* Problem details *
Using the entries below, return word for word the lines from the one containing "Output a JSON" up to and including the last.

* * *

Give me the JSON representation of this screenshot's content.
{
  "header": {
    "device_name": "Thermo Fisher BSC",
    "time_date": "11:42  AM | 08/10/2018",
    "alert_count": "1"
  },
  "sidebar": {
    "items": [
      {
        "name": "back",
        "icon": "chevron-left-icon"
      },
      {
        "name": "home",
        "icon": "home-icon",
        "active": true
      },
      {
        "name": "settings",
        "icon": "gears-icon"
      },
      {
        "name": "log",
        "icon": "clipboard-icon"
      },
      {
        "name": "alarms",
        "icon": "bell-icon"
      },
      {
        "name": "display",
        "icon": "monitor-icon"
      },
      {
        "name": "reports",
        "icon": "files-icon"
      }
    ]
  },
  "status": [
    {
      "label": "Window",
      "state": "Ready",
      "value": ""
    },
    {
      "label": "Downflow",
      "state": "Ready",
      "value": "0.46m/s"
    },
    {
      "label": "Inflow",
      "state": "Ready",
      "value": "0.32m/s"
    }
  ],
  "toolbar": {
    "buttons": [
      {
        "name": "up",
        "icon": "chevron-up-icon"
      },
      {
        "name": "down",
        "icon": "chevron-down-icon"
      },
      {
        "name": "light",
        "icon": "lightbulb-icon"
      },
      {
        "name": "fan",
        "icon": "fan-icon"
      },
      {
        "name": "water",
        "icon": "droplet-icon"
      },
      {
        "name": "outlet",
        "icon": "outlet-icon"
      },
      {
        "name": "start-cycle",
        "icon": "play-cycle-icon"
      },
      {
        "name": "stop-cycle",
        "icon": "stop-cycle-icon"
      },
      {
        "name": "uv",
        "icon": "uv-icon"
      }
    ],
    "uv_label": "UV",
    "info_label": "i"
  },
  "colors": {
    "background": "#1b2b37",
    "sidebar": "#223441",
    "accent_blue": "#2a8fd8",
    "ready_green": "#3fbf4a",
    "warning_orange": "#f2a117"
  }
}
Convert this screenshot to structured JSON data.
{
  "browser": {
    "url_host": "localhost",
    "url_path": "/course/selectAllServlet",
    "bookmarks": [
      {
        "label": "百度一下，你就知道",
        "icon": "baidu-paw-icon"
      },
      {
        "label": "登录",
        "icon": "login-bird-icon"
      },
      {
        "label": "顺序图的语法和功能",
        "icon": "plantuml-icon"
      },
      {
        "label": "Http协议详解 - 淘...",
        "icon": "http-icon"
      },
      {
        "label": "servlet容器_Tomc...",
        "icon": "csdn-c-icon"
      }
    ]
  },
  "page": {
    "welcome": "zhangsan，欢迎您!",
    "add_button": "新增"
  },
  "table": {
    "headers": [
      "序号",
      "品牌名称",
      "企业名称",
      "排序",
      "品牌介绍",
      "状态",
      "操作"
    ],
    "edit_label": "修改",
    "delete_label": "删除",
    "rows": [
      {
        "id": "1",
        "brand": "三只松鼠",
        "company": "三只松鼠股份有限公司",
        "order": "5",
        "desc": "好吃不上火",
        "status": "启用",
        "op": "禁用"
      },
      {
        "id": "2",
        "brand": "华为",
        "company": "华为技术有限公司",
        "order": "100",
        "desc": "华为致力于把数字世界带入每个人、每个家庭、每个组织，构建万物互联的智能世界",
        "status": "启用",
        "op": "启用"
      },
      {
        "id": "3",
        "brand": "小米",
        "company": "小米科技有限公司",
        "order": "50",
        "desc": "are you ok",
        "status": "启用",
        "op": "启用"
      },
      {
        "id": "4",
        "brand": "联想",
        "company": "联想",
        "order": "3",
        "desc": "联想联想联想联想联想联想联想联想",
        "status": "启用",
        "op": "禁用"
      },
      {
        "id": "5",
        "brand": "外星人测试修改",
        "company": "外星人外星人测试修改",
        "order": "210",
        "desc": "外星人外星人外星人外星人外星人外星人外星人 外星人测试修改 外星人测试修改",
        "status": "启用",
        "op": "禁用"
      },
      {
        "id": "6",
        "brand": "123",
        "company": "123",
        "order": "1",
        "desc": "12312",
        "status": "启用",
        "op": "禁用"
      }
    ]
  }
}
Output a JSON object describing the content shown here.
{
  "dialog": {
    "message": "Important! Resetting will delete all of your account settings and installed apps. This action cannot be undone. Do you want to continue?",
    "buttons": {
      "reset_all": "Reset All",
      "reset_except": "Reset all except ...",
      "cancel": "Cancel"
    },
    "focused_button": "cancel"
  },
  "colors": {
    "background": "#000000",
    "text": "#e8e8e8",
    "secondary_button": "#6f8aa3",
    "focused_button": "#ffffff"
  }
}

* * *

* Expected answer *
Output a JSON object describing the content shown here.
{
  "dialog": {
    "message": "Important! Resetting will delete all of your account settings and installed apps. This action cannot be undone. Do you want to continue?",
    "buttons": {
      "reset_all": "Reset All",
      "reset_except": "Reset all except ...",
      "cancel": "Cancel"
    },
    "focused_button": "cancel"
  },
  "colors": {
    "background": "#000000",
    "text": "#e8e8e8",
    "secondary_button": "#6f8aa3",
    "focused_button": "#ffffff"
  }
}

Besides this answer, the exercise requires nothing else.